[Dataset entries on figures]
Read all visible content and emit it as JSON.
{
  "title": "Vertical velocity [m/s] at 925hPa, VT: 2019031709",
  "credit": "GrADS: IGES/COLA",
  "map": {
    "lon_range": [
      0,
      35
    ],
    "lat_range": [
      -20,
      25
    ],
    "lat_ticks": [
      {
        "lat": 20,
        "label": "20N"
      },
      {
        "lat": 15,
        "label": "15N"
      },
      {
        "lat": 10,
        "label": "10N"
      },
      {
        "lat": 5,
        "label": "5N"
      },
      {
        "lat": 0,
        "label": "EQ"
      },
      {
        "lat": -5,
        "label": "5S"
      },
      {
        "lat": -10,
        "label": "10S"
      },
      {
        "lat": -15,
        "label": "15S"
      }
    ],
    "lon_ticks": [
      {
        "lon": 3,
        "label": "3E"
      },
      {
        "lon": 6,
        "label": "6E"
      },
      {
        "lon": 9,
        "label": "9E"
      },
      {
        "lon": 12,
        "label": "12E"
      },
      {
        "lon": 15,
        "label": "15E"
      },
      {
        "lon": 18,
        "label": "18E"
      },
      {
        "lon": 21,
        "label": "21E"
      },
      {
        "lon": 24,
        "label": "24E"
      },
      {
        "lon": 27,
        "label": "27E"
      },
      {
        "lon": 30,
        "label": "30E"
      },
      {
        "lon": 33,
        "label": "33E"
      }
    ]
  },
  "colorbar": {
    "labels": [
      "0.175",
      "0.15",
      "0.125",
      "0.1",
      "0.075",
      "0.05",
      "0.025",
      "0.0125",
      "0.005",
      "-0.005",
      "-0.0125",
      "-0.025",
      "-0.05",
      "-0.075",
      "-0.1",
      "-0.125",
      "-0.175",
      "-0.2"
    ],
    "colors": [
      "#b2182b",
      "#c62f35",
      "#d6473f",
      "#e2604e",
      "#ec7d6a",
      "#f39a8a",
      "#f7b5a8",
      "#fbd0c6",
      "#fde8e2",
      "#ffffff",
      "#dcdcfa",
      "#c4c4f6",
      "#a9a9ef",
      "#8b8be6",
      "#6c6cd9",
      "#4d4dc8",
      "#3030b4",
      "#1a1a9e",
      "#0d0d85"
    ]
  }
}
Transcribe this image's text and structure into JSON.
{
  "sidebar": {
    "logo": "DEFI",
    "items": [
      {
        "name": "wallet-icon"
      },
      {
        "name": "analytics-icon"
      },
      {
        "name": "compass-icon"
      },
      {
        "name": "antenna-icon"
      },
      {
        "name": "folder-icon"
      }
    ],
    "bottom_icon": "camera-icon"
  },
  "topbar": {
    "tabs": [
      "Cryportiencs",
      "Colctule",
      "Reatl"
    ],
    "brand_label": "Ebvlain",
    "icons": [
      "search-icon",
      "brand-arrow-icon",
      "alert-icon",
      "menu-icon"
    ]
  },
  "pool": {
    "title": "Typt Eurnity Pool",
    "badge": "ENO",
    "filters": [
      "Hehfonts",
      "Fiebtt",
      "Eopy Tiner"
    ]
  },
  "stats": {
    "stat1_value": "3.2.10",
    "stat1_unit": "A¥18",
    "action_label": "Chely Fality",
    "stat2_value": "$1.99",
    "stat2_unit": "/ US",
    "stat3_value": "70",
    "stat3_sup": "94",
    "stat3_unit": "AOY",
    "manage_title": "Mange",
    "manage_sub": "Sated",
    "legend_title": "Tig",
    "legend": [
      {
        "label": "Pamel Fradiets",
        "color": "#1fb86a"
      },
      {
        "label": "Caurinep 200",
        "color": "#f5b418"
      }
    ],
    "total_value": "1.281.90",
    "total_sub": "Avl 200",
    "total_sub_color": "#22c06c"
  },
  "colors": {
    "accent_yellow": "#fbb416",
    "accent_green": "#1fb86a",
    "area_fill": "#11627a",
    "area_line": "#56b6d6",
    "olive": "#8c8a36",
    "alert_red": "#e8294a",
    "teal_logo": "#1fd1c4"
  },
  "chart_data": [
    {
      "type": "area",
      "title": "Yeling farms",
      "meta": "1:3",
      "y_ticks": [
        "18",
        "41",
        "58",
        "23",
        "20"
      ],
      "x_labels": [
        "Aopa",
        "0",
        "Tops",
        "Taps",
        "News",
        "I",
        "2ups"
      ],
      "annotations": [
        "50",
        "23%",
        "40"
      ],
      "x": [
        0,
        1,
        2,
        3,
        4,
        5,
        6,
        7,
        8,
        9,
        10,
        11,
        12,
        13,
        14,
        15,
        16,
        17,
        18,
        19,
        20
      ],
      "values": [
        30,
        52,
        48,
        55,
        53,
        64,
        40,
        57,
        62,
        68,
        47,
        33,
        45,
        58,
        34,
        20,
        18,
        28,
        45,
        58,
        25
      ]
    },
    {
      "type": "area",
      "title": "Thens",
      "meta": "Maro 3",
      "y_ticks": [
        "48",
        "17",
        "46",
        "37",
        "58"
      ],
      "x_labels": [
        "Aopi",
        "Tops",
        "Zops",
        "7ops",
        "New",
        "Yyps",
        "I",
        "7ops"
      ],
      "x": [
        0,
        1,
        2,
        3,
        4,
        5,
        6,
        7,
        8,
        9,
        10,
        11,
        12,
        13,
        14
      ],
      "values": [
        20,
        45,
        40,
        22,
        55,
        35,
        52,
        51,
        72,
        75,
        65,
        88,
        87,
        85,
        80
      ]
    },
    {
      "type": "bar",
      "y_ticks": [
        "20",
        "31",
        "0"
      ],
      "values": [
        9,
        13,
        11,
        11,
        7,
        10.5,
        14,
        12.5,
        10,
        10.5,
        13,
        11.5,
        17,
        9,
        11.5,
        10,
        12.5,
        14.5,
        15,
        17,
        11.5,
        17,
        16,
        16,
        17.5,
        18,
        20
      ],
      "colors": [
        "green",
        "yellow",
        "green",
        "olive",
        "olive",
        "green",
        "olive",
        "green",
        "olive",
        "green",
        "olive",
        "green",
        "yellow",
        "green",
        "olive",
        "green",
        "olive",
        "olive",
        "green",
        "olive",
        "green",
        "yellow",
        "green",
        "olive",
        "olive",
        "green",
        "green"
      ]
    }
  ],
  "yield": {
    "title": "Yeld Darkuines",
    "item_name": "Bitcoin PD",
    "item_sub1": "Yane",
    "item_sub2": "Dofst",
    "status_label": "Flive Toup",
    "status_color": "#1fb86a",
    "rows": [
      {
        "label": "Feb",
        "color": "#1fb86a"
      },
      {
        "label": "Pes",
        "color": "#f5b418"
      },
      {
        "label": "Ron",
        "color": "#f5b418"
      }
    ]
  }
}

• WHAT TO DO:
Print the complete listing again, exactly as it stands.

• EXERCISE OUTPUT:
Read all visible content and emit it as JSON.
{
  "title": "Vertical velocity [m/s] at 925hPa, VT: 2019031709",
  "credit": "GrADS: IGES/COLA",
  "map": {
    "lon_range": [
      0,
      35
    ],
    "lat_range": [
      -20,
      25
    ],
    "lat_ticks": [
      {
        "lat": 20,
        "label": "20N"
      },
      {
        "lat": 15,
        "label": "15N"
      },
      {
        "lat": 10,
        "label": "10N"
      },
      {
        "lat": 5,
        "label": "5N"
      },
      {
        "lat": 0,
        "label": "EQ"
      },
      {
        "lat": -5,
        "label": "5S"
      },
      {
        "lat": -10,
        "label": "10S"
      },
      {
        "lat": -15,
        "label": "15S"
      }
    ],
    "lon_ticks": [
      {
        "lon": 3,
        "label": "3E"
      },
      {
        "lon": 6,
        "label": "6E"
      },
      {
        "lon": 9,
        "label": "9E"
      },
      {
        "lon": 12,
        "label": "12E"
      },
      {
        "lon": 15,
        "label": "15E"
      },
      {
        "lon": 18,
        "label": "18E"
      },
      {
        "lon": 21,
        "label": "21E"
      },
      {
        "lon": 24,
        "label": "24E"
      },
      {
        "lon": 27,
        "label": "27E"
      },
      {
        "lon": 30,
        "label": "30E"
      },
      {
        "lon": 33,
        "label": "33E"
      }
    ]
  },
  "colorbar": {
    "labels": [
      "0.175",
      "0.15",
      "0.125",
      "0.1",
      "0.075",
      "0.05",
      "0.025",
      "0.0125",
      "0.005",
      "-0.005",
      "-0.0125",
      "-0.025",
      "-0.05",
      "-0.075",
      "-0.1",
      "-0.125",
      "-0.175",
      "-0.2"
    ],
    "colors": [
      "#b2182b",
      "#c62f35",
      "#d6473f",
      "#e2604e",
      "#ec7d6a",
      "#f39a8a",
      "#f7b5a8",
      "#fbd0c6",
      "#fde8e2",
      "#ffffff",
      "#dcdcfa",
      "#c4c4f6",
      "#a9a9ef",
      "#8b8be6",
      "#6c6cd9",
      "#4d4dc8",
      "#3030b4",
      "#1a1a9e",
      "#0d0d85"
    ]
  }
}
Transcribe this image's text and structure into JSON.
{
  "sidebar": {
    "logo": "DEFI",
    "items": [
      {
        "name": "wallet-icon"
      },
      {
        "name": "analytics-icon"
      },
      {
        "name": "compass-icon"
      },
      {
        "name": "antenna-icon"
      },
      {
        "name": "folder-icon"
      }
    ],
    "bottom_icon": "camera-icon"
  },
  "topbar": {
    "tabs": [
      "Cryportiencs",
      "Colctule",
      "Reatl"
    ],
    "brand_label": "Ebvlain",
    "icons": [
      "search-icon",
      "brand-arrow-icon",
      "alert-icon",
      "menu-icon"
    ]
  },
  "pool": {
    "title": "Typt Eurnity Pool",
    "badge": "ENO",
    "filters": [
      "Hehfonts",
      "Fiebtt",
      "Eopy Tiner"
    ]
  },
  "stats": {
    "stat1_value": "3.2.10",
    "stat1_unit": "A¥18",
    "action_label": "Chely Fality",
    "stat2_value": "$1.99",
    "stat2_unit": "/ US",
    "stat3_value": "70",
    "stat3_sup": "94",
    "stat3_unit": "AOY",
    "manage_title": "Mange",
    "manage_sub": "Sated",
    "legend_title": "Tig",
    "legend": [
      {
        "label": "Pamel Fradiets",
        "color": "#1fb86a"
      },
      {
        "label": "Caurinep 200",
        "color": "#f5b418"
      }
    ],
    "total_value": "1.281.90",
    "total_sub": "Avl 200",
    "total_sub_color": "#22c06c"
  },
  "colors": {
    "accent_yellow": "#fbb416",
    "accent_green": "#1fb86a",
    "area_fill": "#11627a",
    "area_line": "#56b6d6",
    "olive": "#8c8a36",
    "alert_red": "#e8294a",
    "teal_logo": "#1fd1c4"
  },
  "chart_data": [
    {
      "type": "area",
      "title": "Yeling farms",
      "meta": "1:3",
      "y_ticks": [
        "18",
        "41",
        "58",
        "23",
        "20"
      ],
      "x_labels": [
        "Aopa",
        "0",
        "Tops",
        "Taps",
        "News",
        "I",
        "2ups"
      ],
      "annotations": [
        "50",
        "23%",
        "40"
      ],
      "x": [
        0,
        1,
        2,
        3,
        4,
        5,
        6,
        7,
        8,
        9,
        10,
        11,
        12,
        13,
        14,
        15,
        16,
        17,
        18,
        19,
        20
      ],
      "values": [
        30,
        52,
        48,
        55,
        53,
        64,
        40,
        57,
        62,
        68,
        47,
        33,
        45,
        58,
        34,
        20,
        18,
        28,
        45,
        58,
        25
      ]
    },
    {
      "type": "area",
      "title": "Thens",
      "meta": "Maro 3",
      "y_ticks": [
        "48",
        "17",
        "46",
        "37",
        "58"
      ],
      "x_labels": [
        "Aopi",
        "Tops",
        "Zops",
        "7ops",
        "New",
        "Yyps",
        "I",
        "7ops"
      ],
      "x": [
        0,
        1,
        2,
        3,
        4,
        5,
        6,
        7,
        8,
        9,
        10,
        11,
        12,
        13,
        14
      ],
      "values": [
        20,
        45,
        40,
        22,
        55,
        35,
        52,
        51,
        72,
        75,
        65,
        88,
        87,
        85,
        80
      ]
    },
    {
      "type": "bar",
      "y_ticks": [
        "20",
        "31",
        "0"
      ],
      "values": [
        9,
        13,
        11,
        11,
        7,
        10.5,
        14,
        12.5,
        10,
        10.5,
        13,
        11.5,
        17,
        9,
        11.5,
        10,
        12.5,
        14.5,
        15,
        17,
        11.5,
        17,
        16,
        16,
        17.5,
        18,
        20
      ],
      "colors": [
        "green",
        "yellow",
        "green",
        "olive",
        "olive",
        "green",
        "olive",
        "green",
        "olive",
        "green",
        "olive",
        "green",
        "yellow",
        "green",
        "olive",
        "green",
        "olive",
        "olive",
        "green",
        "olive",
        "green",
        "yellow",
        "green",
        "olive",
        "olive",
        "green",
        "green"
      ]
    }
  ],
  "yield": {
    "title": "Yeld Darkuines",
    "item_name": "Bitcoin PD",
    "item_sub1": "Yane",
    "item_sub2": "Dofst",
    "status_label": "Flive Toup",
    "status_color": "#1fb86a",
    "rows": [
      {
        "label": "Feb",
        "color": "#1fb86a"
      },
      {
        "label": "Pes",
        "color": "#f5b418"
      },
      {
        "label": "Ron",
        "color": "#f5b418"
      }
    ]
  }
}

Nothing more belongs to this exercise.